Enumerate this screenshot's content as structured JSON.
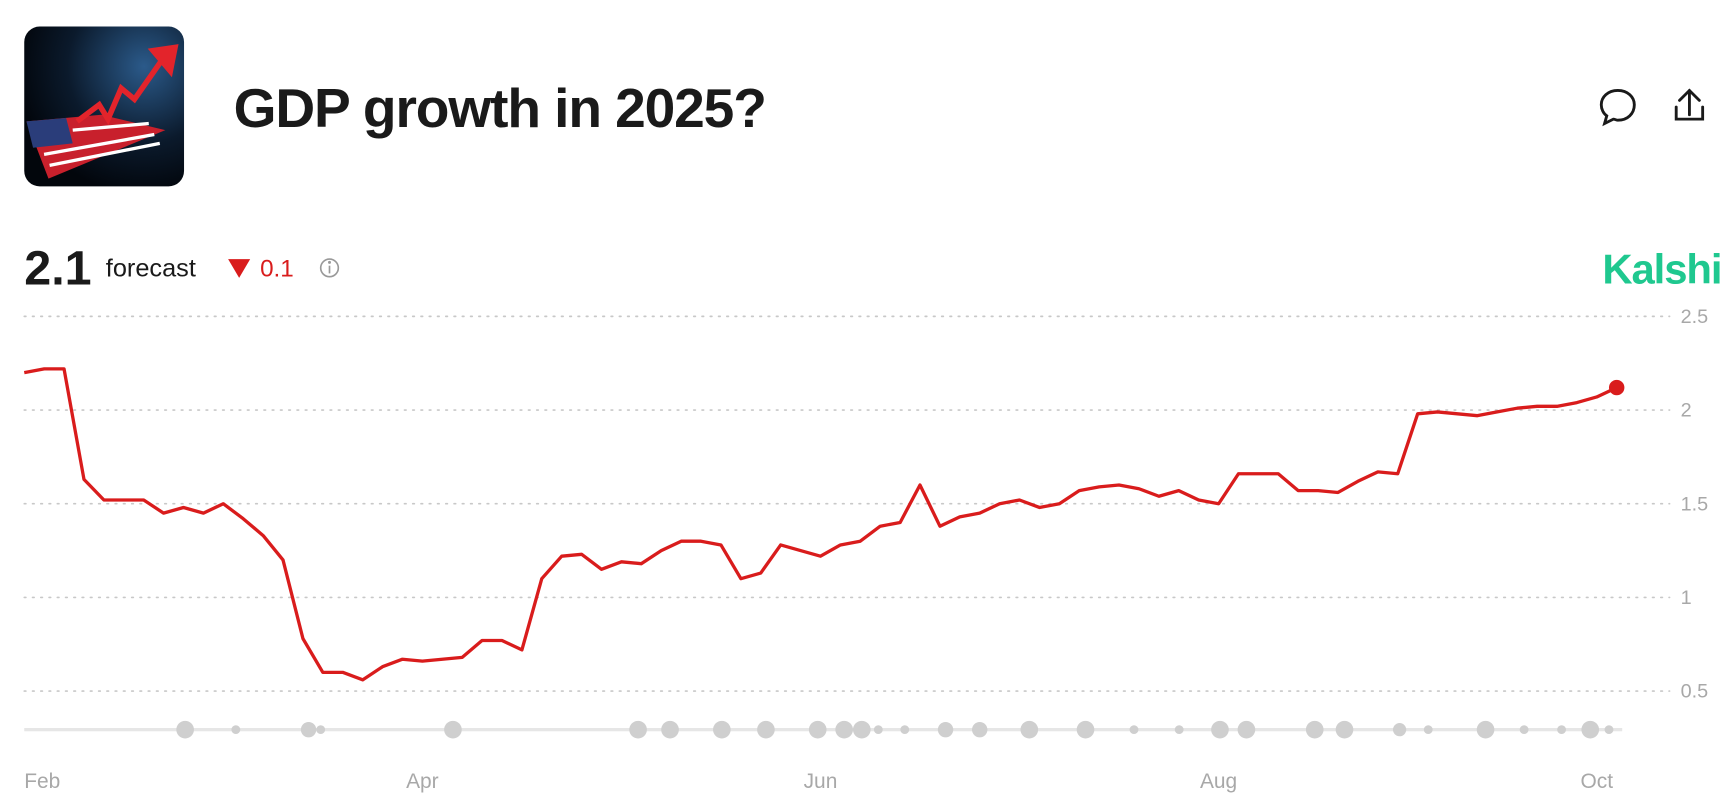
{
  "header": {
    "title": "GDP growth in 2025?",
    "forecast_value": 2.1,
    "forecast_label": "forecast",
    "change": 0.1,
    "change_direction": "down",
    "brand": "Kalshi"
  },
  "chart_data": {
    "type": "line",
    "categories": [
      "Feb",
      null,
      null,
      null,
      null,
      null,
      null,
      null,
      null,
      null,
      null,
      null,
      null,
      null,
      null,
      null,
      null,
      null,
      null,
      null,
      "Apr",
      null,
      null,
      null,
      null,
      null,
      null,
      null,
      null,
      null,
      null,
      null,
      null,
      null,
      null,
      null,
      null,
      null,
      null,
      null,
      "Jun",
      null,
      null,
      null,
      null,
      null,
      null,
      null,
      null,
      null,
      null,
      null,
      null,
      null,
      null,
      null,
      null,
      null,
      null,
      null,
      "Aug",
      null,
      null,
      null,
      null,
      null,
      null,
      null,
      null,
      null,
      null,
      null,
      null,
      null,
      null,
      null,
      null,
      null,
      null,
      "Oct",
      null
    ],
    "series": [
      {
        "color": "#d91c1c",
        "values": [
          2.2,
          2.22,
          2.22,
          1.63,
          1.52,
          1.52,
          1.52,
          1.45,
          1.48,
          1.45,
          1.5,
          1.42,
          1.33,
          1.2,
          0.78,
          0.6,
          0.6,
          0.56,
          0.63,
          0.67,
          0.66,
          0.67,
          0.68,
          0.77,
          0.77,
          0.72,
          1.1,
          1.22,
          1.23,
          1.15,
          1.19,
          1.18,
          1.25,
          1.3,
          1.3,
          1.28,
          1.1,
          1.13,
          1.28,
          1.25,
          1.22,
          1.28,
          1.3,
          1.38,
          1.4,
          1.6,
          1.38,
          1.43,
          1.45,
          1.5,
          1.52,
          1.48,
          1.5,
          1.57,
          1.59,
          1.6,
          1.58,
          1.54,
          1.57,
          1.52,
          1.5,
          1.66,
          1.66,
          1.66,
          1.57,
          1.57,
          1.56,
          1.62,
          1.67,
          1.66,
          1.98,
          1.99,
          1.98,
          1.97,
          1.99,
          2.01,
          2.02,
          2.02,
          2.04,
          2.07,
          2.12
        ]
      }
    ],
    "ylim": [
      0.4,
      2.5
    ],
    "yticks": [
      0.5,
      1,
      1.5,
      2,
      2.5
    ],
    "grid": true
  }
}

________________________

From the material above, reproduce everything verbatim except the pictures.

Enumerate this screenshot's content as structured JSON.
{
  "header": {
    "title": "GDP growth in 2025?",
    "forecast_value": 2.1,
    "forecast_label": "forecast",
    "change": 0.1,
    "change_direction": "down",
    "brand": "Kalshi"
  },
  "chart_data": {
    "type": "line",
    "categories": [
      "Feb",
      null,
      null,
      null,
      null,
      null,
      null,
      null,
      null,
      null,
      null,
      null,
      null,
      null,
      null,
      null,
      null,
      null,
      null,
      null,
      "Apr",
      null,
      null,
      null,
      null,
      null,
      null,
      null,
      null,
      null,
      null,
      null,
      null,
      null,
      null,
      null,
      null,
      null,
      null,
      null,
      "Jun",
      null,
      null,
      null,
      null,
      null,
      null,
      null,
      null,
      null,
      null,
      null,
      null,
      null,
      null,
      null,
      null,
      null,
      null,
      null,
      "Aug",
      null,
      null,
      null,
      null,
      null,
      null,
      null,
      null,
      null,
      null,
      null,
      null,
      null,
      null,
      null,
      null,
      null,
      null,
      "Oct",
      null
    ],
    "series": [
      {
        "color": "#d91c1c",
        "values": [
          2.2,
          2.22,
          2.22,
          1.63,
          1.52,
          1.52,
          1.52,
          1.45,
          1.48,
          1.45,
          1.5,
          1.42,
          1.33,
          1.2,
          0.78,
          0.6,
          0.6,
          0.56,
          0.63,
          0.67,
          0.66,
          0.67,
          0.68,
          0.77,
          0.77,
          0.72,
          1.1,
          1.22,
          1.23,
          1.15,
          1.19,
          1.18,
          1.25,
          1.3,
          1.3,
          1.28,
          1.1,
          1.13,
          1.28,
          1.25,
          1.22,
          1.28,
          1.3,
          1.38,
          1.4,
          1.6,
          1.38,
          1.43,
          1.45,
          1.5,
          1.52,
          1.48,
          1.5,
          1.57,
          1.59,
          1.6,
          1.58,
          1.54,
          1.57,
          1.52,
          1.5,
          1.66,
          1.66,
          1.66,
          1.57,
          1.57,
          1.56,
          1.62,
          1.67,
          1.66,
          1.98,
          1.99,
          1.98,
          1.97,
          1.99,
          2.01,
          2.02,
          2.02,
          2.04,
          2.07,
          2.12
        ]
      }
    ],
    "ylim": [
      0.4,
      2.5
    ],
    "yticks": [
      0.5,
      1,
      1.5,
      2,
      2.5
    ],
    "grid": true
  }
}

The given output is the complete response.